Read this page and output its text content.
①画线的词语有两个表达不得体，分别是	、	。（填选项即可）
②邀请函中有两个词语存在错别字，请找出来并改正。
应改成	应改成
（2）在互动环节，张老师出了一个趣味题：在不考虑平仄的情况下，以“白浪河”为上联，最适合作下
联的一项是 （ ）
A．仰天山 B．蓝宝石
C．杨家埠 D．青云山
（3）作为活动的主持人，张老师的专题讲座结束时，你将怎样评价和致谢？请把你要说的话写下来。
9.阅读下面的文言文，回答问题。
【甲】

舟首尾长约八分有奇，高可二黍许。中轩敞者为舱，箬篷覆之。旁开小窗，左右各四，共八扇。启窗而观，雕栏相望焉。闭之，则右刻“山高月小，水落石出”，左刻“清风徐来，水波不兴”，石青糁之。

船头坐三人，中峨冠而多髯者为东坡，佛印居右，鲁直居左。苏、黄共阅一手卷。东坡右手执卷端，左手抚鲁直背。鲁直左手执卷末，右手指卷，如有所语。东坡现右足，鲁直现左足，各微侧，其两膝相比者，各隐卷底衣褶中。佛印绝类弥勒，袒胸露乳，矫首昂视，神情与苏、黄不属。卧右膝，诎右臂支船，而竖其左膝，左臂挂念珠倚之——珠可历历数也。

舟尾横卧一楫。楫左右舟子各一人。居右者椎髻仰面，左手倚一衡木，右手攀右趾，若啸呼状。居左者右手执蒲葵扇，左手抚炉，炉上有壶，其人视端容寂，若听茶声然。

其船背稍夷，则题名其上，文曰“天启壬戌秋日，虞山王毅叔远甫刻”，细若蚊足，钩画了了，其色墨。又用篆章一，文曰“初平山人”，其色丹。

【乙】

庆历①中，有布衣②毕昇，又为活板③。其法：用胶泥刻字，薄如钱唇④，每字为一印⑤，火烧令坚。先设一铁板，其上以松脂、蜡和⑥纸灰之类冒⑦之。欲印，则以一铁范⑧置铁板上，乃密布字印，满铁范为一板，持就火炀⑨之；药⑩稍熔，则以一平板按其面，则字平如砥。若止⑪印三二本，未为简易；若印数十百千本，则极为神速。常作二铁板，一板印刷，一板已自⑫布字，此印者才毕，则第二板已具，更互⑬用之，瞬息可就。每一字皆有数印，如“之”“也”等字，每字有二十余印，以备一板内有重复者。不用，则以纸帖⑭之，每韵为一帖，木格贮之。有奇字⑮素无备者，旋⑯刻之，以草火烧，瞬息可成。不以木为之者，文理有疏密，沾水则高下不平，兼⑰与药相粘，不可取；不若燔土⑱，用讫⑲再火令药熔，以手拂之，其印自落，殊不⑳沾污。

───

Retype the listing above in full, with no alterations.

Read this page and output its text content.
①画线的词语有两个表达不得体，分别是	、	。（填选项即可）
②邀请函中有两个词语存在错别字，请找出来并改正。
应改成	应改成
（2）在互动环节，张老师出了一个趣味题：在不考虑平仄的情况下，以“白浪河”为上联，最适合作下
联的一项是 （ ）
A．仰天山 B．蓝宝石
C．杨家埠 D．青云山
（3）作为活动的主持人，张老师的专题讲座结束时，你将怎样评价和致谢？请把你要说的话写下来。
9.阅读下面的文言文，回答问题。
【甲】

舟首尾长约八分有奇，高可二黍许。中轩敞者为舱，箬篷覆之。旁开小窗，左右各四，共八扇。启窗而观，雕栏相望焉。闭之，则右刻“山高月小，水落石出”，左刻“清风徐来，水波不兴”，石青糁之。

船头坐三人，中峨冠而多髯者为东坡，佛印居右，鲁直居左。苏、黄共阅一手卷。东坡右手执卷端，左手抚鲁直背。鲁直左手执卷末，右手指卷，如有所语。东坡现右足，鲁直现左足，各微侧，其两膝相比者，各隐卷底衣褶中。佛印绝类弥勒，袒胸露乳，矫首昂视，神情与苏、黄不属。卧右膝，诎右臂支船，而竖其左膝，左臂挂念珠倚之——珠可历历数也。

舟尾横卧一楫。楫左右舟子各一人。居右者椎髻仰面，左手倚一衡木，右手攀右趾，若啸呼状。居左者右手执蒲葵扇，左手抚炉，炉上有壶，其人视端容寂，若听茶声然。

其船背稍夷，则题名其上，文曰“天启壬戌秋日，虞山王毅叔远甫刻”，细若蚊足，钩画了了，其色墨。又用篆章一，文曰“初平山人”，其色丹。

【乙】

庆历①中，有布衣②毕昇，又为活板③。其法：用胶泥刻字，薄如钱唇④，每字为一印⑤，火烧令坚。先设一铁板，其上以松脂、蜡和⑥纸灰之类冒⑦之。欲印，则以一铁范⑧置铁板上，乃密布字印，满铁范为一板，持就火炀⑨之；药⑩稍熔，则以一平板按其面，则字平如砥。若止⑪印三二本，未为简易；若印数十百千本，则极为神速。常作二铁板，一板印刷，一板已自⑫布字，此印者才毕，则第二板已具，更互⑬用之，瞬息可就。每一字皆有数印，如“之”“也”等字，每字有二十余印，以备一板内有重复者。不用，则以纸帖⑭之，每韵为一帖，木格贮之。有奇字⑮素无备者，旋⑯刻之，以草火烧，瞬息可成。不以木为之者，文理有疏密，沾水则高下不平，兼⑰与药相粘，不可取；不若燔土⑱，用讫⑲再火令药熔，以手拂之，其印自落，殊不⑳沾污。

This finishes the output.